Structured figure records:
** Start **

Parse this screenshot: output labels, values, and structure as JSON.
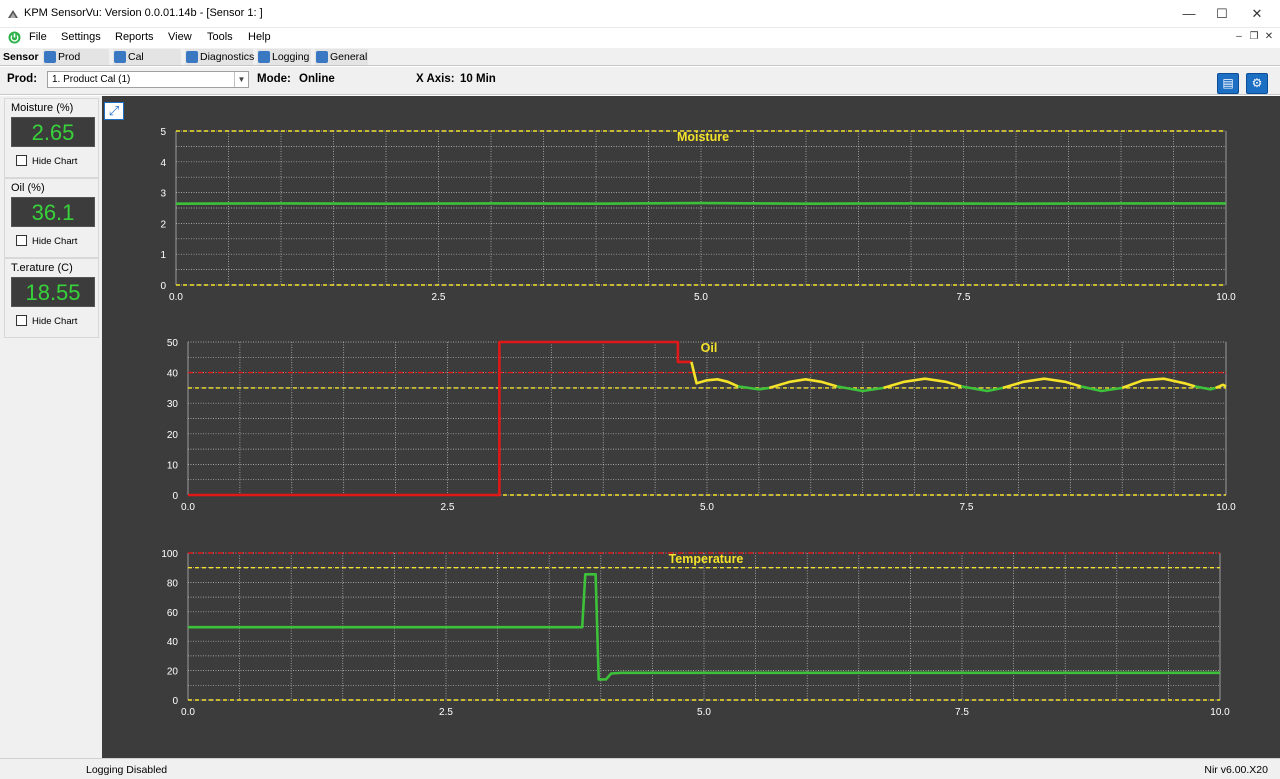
{
  "window": {
    "title": "KPM SensorVu: Version 0.0.01.14b - [Sensor 1:          ]",
    "minimize": "—",
    "maximize": "☐",
    "close": "✕"
  },
  "menu": [
    "File",
    "Settings",
    "Reports",
    "View",
    "Tools",
    "Help"
  ],
  "toolbar": {
    "label": "Sensor",
    "buttons": [
      "Prod Setup",
      "Cal Routine",
      "Diagnostics",
      "Logging",
      "General"
    ]
  },
  "prodbar": {
    "prod_label": "Prod:",
    "prod_value": "1. Product Cal (1)",
    "mode_label": "Mode:",
    "mode_value": "Online",
    "xaxis_label": "X Axis:",
    "xaxis_value": "10 Min"
  },
  "gauges": [
    {
      "label": "Moisture (%)",
      "value": "2.65",
      "hide": "Hide Chart"
    },
    {
      "label": "Oil (%)",
      "value": "36.1",
      "hide": "Hide Chart"
    },
    {
      "label": "T.erature (C)",
      "value": "18.55",
      "hide": "Hide Chart"
    }
  ],
  "status": {
    "left": "Logging Disabled",
    "right": "Nir v6.00.X20"
  },
  "colors": {
    "chart_bg": "#3c3c3c",
    "grid": "#dcdcdc",
    "yellow": "#f5e32a",
    "green": "#3dc13a",
    "red": "#e01818"
  },
  "chart_data": [
    {
      "type": "line",
      "title": "Moisture",
      "xlim": [
        0,
        10
      ],
      "ylim": [
        0,
        5
      ],
      "xticks": [
        "0.0",
        "2.5",
        "5.0",
        "7.5",
        "10.0"
      ],
      "yticks": [
        "0",
        "1",
        "2",
        "3",
        "4",
        "5"
      ],
      "hlines": [
        {
          "y": 5,
          "color": "yellow"
        },
        {
          "y": 0,
          "color": "yellow"
        }
      ],
      "series": [
        {
          "color": "green",
          "x": [
            0,
            1,
            2,
            3,
            4,
            5,
            6,
            7,
            8,
            9,
            10
          ],
          "y": [
            2.64,
            2.65,
            2.64,
            2.65,
            2.64,
            2.66,
            2.64,
            2.65,
            2.64,
            2.65,
            2.65
          ]
        }
      ]
    },
    {
      "type": "line",
      "title": "Oil",
      "xlim": [
        0,
        10
      ],
      "ylim": [
        0,
        50
      ],
      "xticks": [
        "0.0",
        "2.5",
        "5.0",
        "7.5",
        "10.0"
      ],
      "yticks": [
        "0",
        "10",
        "20",
        "30",
        "40",
        "50"
      ],
      "hlines": [
        {
          "y": 40,
          "color": "red"
        },
        {
          "y": 35,
          "color": "yellow"
        },
        {
          "y": 0,
          "color": "yellow"
        }
      ],
      "series": [
        {
          "color": "red",
          "x": [
            0,
            3.0,
            3.0,
            4.72,
            4.72,
            4.85
          ],
          "y": [
            0,
            0,
            50,
            50,
            43.5,
            43.5
          ]
        },
        {
          "color": "yellow",
          "x": [
            4.85,
            4.9,
            5.0,
            5.1,
            5.2,
            5.3
          ],
          "y": [
            43.5,
            36.5,
            37.5,
            37.8,
            37,
            35.5
          ]
        },
        {
          "color": "green",
          "x": [
            5.3,
            5.5,
            5.6
          ],
          "y": [
            35.5,
            34.5,
            35
          ]
        },
        {
          "color": "yellow",
          "x": [
            5.6,
            5.8,
            5.95,
            6.1,
            6.25
          ],
          "y": [
            35,
            37,
            37.8,
            37,
            35.5
          ]
        },
        {
          "color": "green",
          "x": [
            6.25,
            6.5,
            6.7
          ],
          "y": [
            35.5,
            34,
            35
          ]
        },
        {
          "color": "yellow",
          "x": [
            6.7,
            6.9,
            7.1,
            7.3,
            7.45
          ],
          "y": [
            35,
            37,
            38,
            37,
            35.5
          ]
        },
        {
          "color": "green",
          "x": [
            7.45,
            7.7,
            7.85
          ],
          "y": [
            35.5,
            34,
            35
          ]
        },
        {
          "color": "yellow",
          "x": [
            7.85,
            8.05,
            8.25,
            8.45,
            8.6
          ],
          "y": [
            35,
            37,
            38,
            37,
            35.5
          ]
        },
        {
          "color": "green",
          "x": [
            8.6,
            8.8,
            9.0
          ],
          "y": [
            35.5,
            34,
            35
          ]
        },
        {
          "color": "yellow",
          "x": [
            9.0,
            9.2,
            9.4,
            9.6,
            9.7
          ],
          "y": [
            35,
            37.5,
            38,
            36.5,
            35.5
          ]
        },
        {
          "color": "green",
          "x": [
            9.7,
            9.85,
            9.9
          ],
          "y": [
            35.5,
            34.5,
            35
          ]
        },
        {
          "color": "yellow",
          "x": [
            9.9,
            9.97,
            10.0
          ],
          "y": [
            35,
            36,
            35.5
          ]
        }
      ]
    },
    {
      "type": "line",
      "title": "Temperature",
      "xlim": [
        0,
        10
      ],
      "ylim": [
        0,
        100
      ],
      "xticks": [
        "0.0",
        "2.5",
        "5.0",
        "7.5",
        "10.0"
      ],
      "yticks": [
        "0",
        "20",
        "40",
        "60",
        "80",
        "100"
      ],
      "hlines": [
        {
          "y": 100,
          "color": "red"
        },
        {
          "y": 90,
          "color": "yellow"
        },
        {
          "y": 0,
          "color": "yellow"
        }
      ],
      "series": [
        {
          "color": "green",
          "x": [
            0,
            3.82,
            3.85,
            3.95,
            3.98,
            4.05,
            4.1,
            4.2,
            10.0
          ],
          "y": [
            49.5,
            49.5,
            85.5,
            85.5,
            14,
            14,
            18,
            18.5,
            18.5
          ]
        }
      ]
    }
  ]
}
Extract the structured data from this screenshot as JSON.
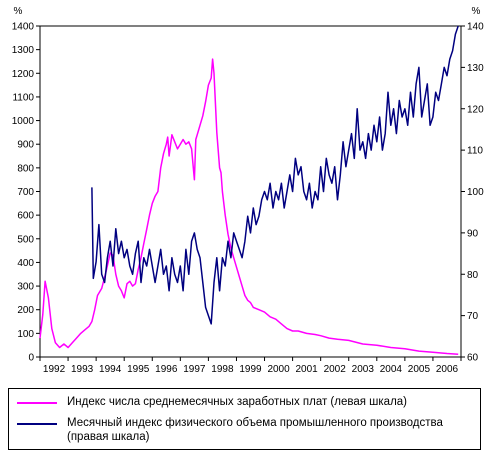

** End **

◆ Problem to work on: Nothing in the entries should change as you copy them, except that the pictures are left out.

◆ Worked solution:
Parse this screenshot: output labels, values, and structure as JSON.
{
  "window": {
    "title": "KPM SensorVu: Version 0.0.01.14b - [Sensor 1:          ]",
    "minimize": "—",
    "maximize": "☐",
    "close": "✕"
  },
  "menu": [
    "File",
    "Settings",
    "Reports",
    "View",
    "Tools",
    "Help"
  ],
  "toolbar": {
    "label": "Sensor",
    "buttons": [
      "Prod Setup",
      "Cal Routine",
      "Diagnostics",
      "Logging",
      "General"
    ]
  },
  "prodbar": {
    "prod_label": "Prod:",
    "prod_value": "1. Product Cal (1)",
    "mode_label": "Mode:",
    "mode_value": "Online",
    "xaxis_label": "X Axis:",
    "xaxis_value": "10 Min"
  },
  "gauges": [
    {
      "label": "Moisture (%)",
      "value": "2.65",
      "hide": "Hide Chart"
    },
    {
      "label": "Oil (%)",
      "value": "36.1",
      "hide": "Hide Chart"
    },
    {
      "label": "T.erature (C)",
      "value": "18.55",
      "hide": "Hide Chart"
    }
  ],
  "status": {
    "left": "Logging Disabled",
    "right": "Nir v6.00.X20"
  },
  "colors": {
    "chart_bg": "#3c3c3c",
    "grid": "#dcdcdc",
    "yellow": "#f5e32a",
    "green": "#3dc13a",
    "red": "#e01818"
  },
  "chart_data": [
    {
      "type": "line",
      "title": "Moisture",
      "xlim": [
        0,
        10
      ],
      "ylim": [
        0,
        5
      ],
      "xticks": [
        "0.0",
        "2.5",
        "5.0",
        "7.5",
        "10.0"
      ],
      "yticks": [
        "0",
        "1",
        "2",
        "3",
        "4",
        "5"
      ],
      "hlines": [
        {
          "y": 5,
          "color": "yellow"
        },
        {
          "y": 0,
          "color": "yellow"
        }
      ],
      "series": [
        {
          "color": "green",
          "x": [
            0,
            1,
            2,
            3,
            4,
            5,
            6,
            7,
            8,
            9,
            10
          ],
          "y": [
            2.64,
            2.65,
            2.64,
            2.65,
            2.64,
            2.66,
            2.64,
            2.65,
            2.64,
            2.65,
            2.65
          ]
        }
      ]
    },
    {
      "type": "line",
      "title": "Oil",
      "xlim": [
        0,
        10
      ],
      "ylim": [
        0,
        50
      ],
      "xticks": [
        "0.0",
        "2.5",
        "5.0",
        "7.5",
        "10.0"
      ],
      "yticks": [
        "0",
        "10",
        "20",
        "30",
        "40",
        "50"
      ],
      "hlines": [
        {
          "y": 40,
          "color": "red"
        },
        {
          "y": 35,
          "color": "yellow"
        },
        {
          "y": 0,
          "color": "yellow"
        }
      ],
      "series": [
        {
          "color": "red",
          "x": [
            0,
            3.0,
            3.0,
            4.72,
            4.72,
            4.85
          ],
          "y": [
            0,
            0,
            50,
            50,
            43.5,
            43.5
          ]
        },
        {
          "color": "yellow",
          "x": [
            4.85,
            4.9,
            5.0,
            5.1,
            5.2,
            5.3
          ],
          "y": [
            43.5,
            36.5,
            37.5,
            37.8,
            37,
            35.5
          ]
        },
        {
          "color": "green",
          "x": [
            5.3,
            5.5,
            5.6
          ],
          "y": [
            35.5,
            34.5,
            35
          ]
        },
        {
          "color": "yellow",
          "x": [
            5.6,
            5.8,
            5.95,
            6.1,
            6.25
          ],
          "y": [
            35,
            37,
            37.8,
            37,
            35.5
          ]
        },
        {
          "color": "green",
          "x": [
            6.25,
            6.5,
            6.7
          ],
          "y": [
            35.5,
            34,
            35
          ]
        },
        {
          "color": "yellow",
          "x": [
            6.7,
            6.9,
            7.1,
            7.3,
            7.45
          ],
          "y": [
            35,
            37,
            38,
            37,
            35.5
          ]
        },
        {
          "color": "green",
          "x": [
            7.45,
            7.7,
            7.85
          ],
          "y": [
            35.5,
            34,
            35
          ]
        },
        {
          "color": "yellow",
          "x": [
            7.85,
            8.05,
            8.25,
            8.45,
            8.6
          ],
          "y": [
            35,
            37,
            38,
            37,
            35.5
          ]
        },
        {
          "color": "green",
          "x": [
            8.6,
            8.8,
            9.0
          ],
          "y": [
            35.5,
            34,
            35
          ]
        },
        {
          "color": "yellow",
          "x": [
            9.0,
            9.2,
            9.4,
            9.6,
            9.7
          ],
          "y": [
            35,
            37.5,
            38,
            36.5,
            35.5
          ]
        },
        {
          "color": "green",
          "x": [
            9.7,
            9.85,
            9.9
          ],
          "y": [
            35.5,
            34.5,
            35
          ]
        },
        {
          "color": "yellow",
          "x": [
            9.9,
            9.97,
            10.0
          ],
          "y": [
            35,
            36,
            35.5
          ]
        }
      ]
    },
    {
      "type": "line",
      "title": "Temperature",
      "xlim": [
        0,
        10
      ],
      "ylim": [
        0,
        100
      ],
      "xticks": [
        "0.0",
        "2.5",
        "5.0",
        "7.5",
        "10.0"
      ],
      "yticks": [
        "0",
        "20",
        "40",
        "60",
        "80",
        "100"
      ],
      "hlines": [
        {
          "y": 100,
          "color": "red"
        },
        {
          "y": 90,
          "color": "yellow"
        },
        {
          "y": 0,
          "color": "yellow"
        }
      ],
      "series": [
        {
          "color": "green",
          "x": [
            0,
            3.82,
            3.85,
            3.95,
            3.98,
            4.05,
            4.1,
            4.2,
            10.0
          ],
          "y": [
            49.5,
            49.5,
            85.5,
            85.5,
            14,
            14,
            18,
            18.5,
            18.5
          ]
        }
      ]
    }
  ]
}
Extract the structured data from this screenshot as JSON.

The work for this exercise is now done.